The exercise
Make an exact copy of all the data.

+++ The records

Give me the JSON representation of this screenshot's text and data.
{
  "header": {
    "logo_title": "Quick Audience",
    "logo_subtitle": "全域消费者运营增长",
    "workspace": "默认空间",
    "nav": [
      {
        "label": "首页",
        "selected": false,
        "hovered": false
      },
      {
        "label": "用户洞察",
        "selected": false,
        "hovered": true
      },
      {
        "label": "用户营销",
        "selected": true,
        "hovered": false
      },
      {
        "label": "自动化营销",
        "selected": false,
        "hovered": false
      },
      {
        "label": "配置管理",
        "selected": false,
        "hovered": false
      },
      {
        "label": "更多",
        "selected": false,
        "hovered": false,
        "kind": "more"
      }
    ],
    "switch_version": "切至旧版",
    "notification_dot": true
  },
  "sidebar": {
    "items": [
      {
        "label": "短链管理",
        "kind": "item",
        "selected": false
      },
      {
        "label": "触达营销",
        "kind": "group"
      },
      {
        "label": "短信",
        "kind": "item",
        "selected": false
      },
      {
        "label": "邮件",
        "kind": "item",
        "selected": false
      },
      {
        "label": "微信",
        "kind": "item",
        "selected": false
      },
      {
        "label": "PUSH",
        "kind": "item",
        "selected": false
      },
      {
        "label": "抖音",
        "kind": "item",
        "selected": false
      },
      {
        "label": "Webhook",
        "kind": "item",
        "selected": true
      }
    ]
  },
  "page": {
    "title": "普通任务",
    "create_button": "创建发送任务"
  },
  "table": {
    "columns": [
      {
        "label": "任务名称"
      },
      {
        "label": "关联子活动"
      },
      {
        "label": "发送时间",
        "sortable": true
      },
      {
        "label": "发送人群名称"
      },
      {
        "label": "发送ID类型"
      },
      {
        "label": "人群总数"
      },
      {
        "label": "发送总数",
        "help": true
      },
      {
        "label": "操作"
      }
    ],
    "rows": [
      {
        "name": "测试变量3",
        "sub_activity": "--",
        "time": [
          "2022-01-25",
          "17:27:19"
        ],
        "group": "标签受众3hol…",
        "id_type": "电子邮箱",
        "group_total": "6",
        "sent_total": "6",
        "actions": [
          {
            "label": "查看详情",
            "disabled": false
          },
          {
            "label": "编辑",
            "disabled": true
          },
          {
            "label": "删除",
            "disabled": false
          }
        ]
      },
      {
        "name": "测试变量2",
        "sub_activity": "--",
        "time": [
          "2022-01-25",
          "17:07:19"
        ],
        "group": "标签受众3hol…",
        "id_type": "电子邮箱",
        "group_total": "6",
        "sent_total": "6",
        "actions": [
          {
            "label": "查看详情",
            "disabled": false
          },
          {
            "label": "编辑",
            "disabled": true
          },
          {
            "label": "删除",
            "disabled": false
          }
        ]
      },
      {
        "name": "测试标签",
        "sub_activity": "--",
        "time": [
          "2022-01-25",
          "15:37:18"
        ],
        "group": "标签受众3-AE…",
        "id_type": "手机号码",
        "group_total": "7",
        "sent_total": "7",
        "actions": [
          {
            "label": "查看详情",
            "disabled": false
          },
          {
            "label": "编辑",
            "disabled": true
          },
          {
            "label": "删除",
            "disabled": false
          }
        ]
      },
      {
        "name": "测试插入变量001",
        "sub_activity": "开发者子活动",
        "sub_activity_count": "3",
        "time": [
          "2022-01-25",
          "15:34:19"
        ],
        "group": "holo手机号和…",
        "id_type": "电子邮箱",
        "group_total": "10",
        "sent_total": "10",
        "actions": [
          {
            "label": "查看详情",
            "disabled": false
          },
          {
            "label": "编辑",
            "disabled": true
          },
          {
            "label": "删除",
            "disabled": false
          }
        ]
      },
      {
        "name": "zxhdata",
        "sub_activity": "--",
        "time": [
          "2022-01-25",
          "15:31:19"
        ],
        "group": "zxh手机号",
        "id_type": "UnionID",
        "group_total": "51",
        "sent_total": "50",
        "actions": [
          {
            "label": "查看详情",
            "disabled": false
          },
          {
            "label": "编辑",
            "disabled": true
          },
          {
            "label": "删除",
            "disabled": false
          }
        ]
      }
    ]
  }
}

++++++

Exercise response
Give me the JSON representation of this screenshot's text and data.
{
  "header": {
    "logo_title": "Quick Audience",
    "logo_subtitle": "全域消费者运营增长",
    "workspace": "默认空间",
    "nav": [
      {
        "label": "首页",
        "selected": false,
        "hovered": false
      },
      {
        "label": "用户洞察",
        "selected": false,
        "hovered": true
      },
      {
        "label": "用户营销",
        "selected": true,
        "hovered": false
      },
      {
        "label": "自动化营销",
        "selected": false,
        "hovered": false
      },
      {
        "label": "配置管理",
        "selected": false,
        "hovered": false
      },
      {
        "label": "更多",
        "selected": false,
        "hovered": false,
        "kind": "more"
      }
    ],
    "switch_version": "切至旧版",
    "notification_dot": true
  },
  "sidebar": {
    "items": [
      {
        "label": "短链管理",
        "kind": "item",
        "selected": false
      },
      {
        "label": "触达营销",
        "kind": "group"
      },
      {
        "label": "短信",
        "kind": "item",
        "selected": false
      },
      {
        "label": "邮件",
        "kind": "item",
        "selected": false
      },
      {
        "label": "微信",
        "kind": "item",
        "selected": false
      },
      {
        "label": "PUSH",
        "kind": "item",
        "selected": false
      },
      {
        "label": "抖音",
        "kind": "item",
        "selected": false
      },
      {
        "label": "Webhook",
        "kind": "item",
        "selected": true
      }
    ]
  },
  "page": {
    "title": "普通任务",
    "create_button": "创建发送任务"
  },
  "table": {
    "columns": [
      {
        "label": "任务名称"
      },
      {
        "label": "关联子活动"
      },
      {
        "label": "发送时间",
        "sortable": true
      },
      {
        "label": "发送人群名称"
      },
      {
        "label": "发送ID类型"
      },
      {
        "label": "人群总数"
      },
      {
        "label": "发送总数",
        "help": true
      },
      {
        "label": "操作"
      }
    ],
    "rows": [
      {
        "name": "测试变量3",
        "sub_activity": "--",
        "time": [
          "2022-01-25",
          "17:27:19"
        ],
        "group": "标签受众3hol…",
        "id_type": "电子邮箱",
        "group_total": "6",
        "sent_total": "6",
        "actions": [
          {
            "label": "查看详情",
            "disabled": false
          },
          {
            "label": "编辑",
            "disabled": true
          },
          {
            "label": "删除",
            "disabled": false
          }
        ]
      },
      {
        "name": "测试变量2",
        "sub_activity": "--",
        "time": [
          "2022-01-25",
          "17:07:19"
        ],
        "group": "标签受众3hol…",
        "id_type": "电子邮箱",
        "group_total": "6",
        "sent_total": "6",
        "actions": [
          {
            "label": "查看详情",
            "disabled": false
          },
          {
            "label": "编辑",
            "disabled": true
          },
          {
            "label": "删除",
            "disabled": false
          }
        ]
      },
      {
        "name": "测试标签",
        "sub_activity": "--",
        "time": [
          "2022-01-25",
          "15:37:18"
        ],
        "group": "标签受众3-AE…",
        "id_type": "手机号码",
        "group_total": "7",
        "sent_total": "7",
        "actions": [
          {
            "label": "查看详情",
            "disabled": false
          },
          {
            "label": "编辑",
            "disabled": true
          },
          {
            "label": "删除",
            "disabled": false
          }
        ]
      },
      {
        "name": "测试插入变量001",
        "sub_activity": "开发者子活动",
        "sub_activity_count": "3",
        "time": [
          "2022-01-25",
          "15:34:19"
        ],
        "group": "holo手机号和…",
        "id_type": "电子邮箱",
        "group_total": "10",
        "sent_total": "10",
        "actions": [
          {
            "label": "查看详情",
            "disabled": false
          },
          {
            "label": "编辑",
            "disabled": true
          },
          {
            "label": "删除",
            "disabled": false
          }
        ]
      },
      {
        "name": "zxhdata",
        "sub_activity": "--",
        "time": [
          "2022-01-25",
          "15:31:19"
        ],
        "group": "zxh手机号",
        "id_type": "UnionID",
        "group_total": "51",
        "sent_total": "50",
        "actions": [
          {
            "label": "查看详情",
            "disabled": false
          },
          {
            "label": "编辑",
            "disabled": true
          },
          {
            "label": "删除",
            "disabled": false
          }
        ]
      }
    ]
  }
}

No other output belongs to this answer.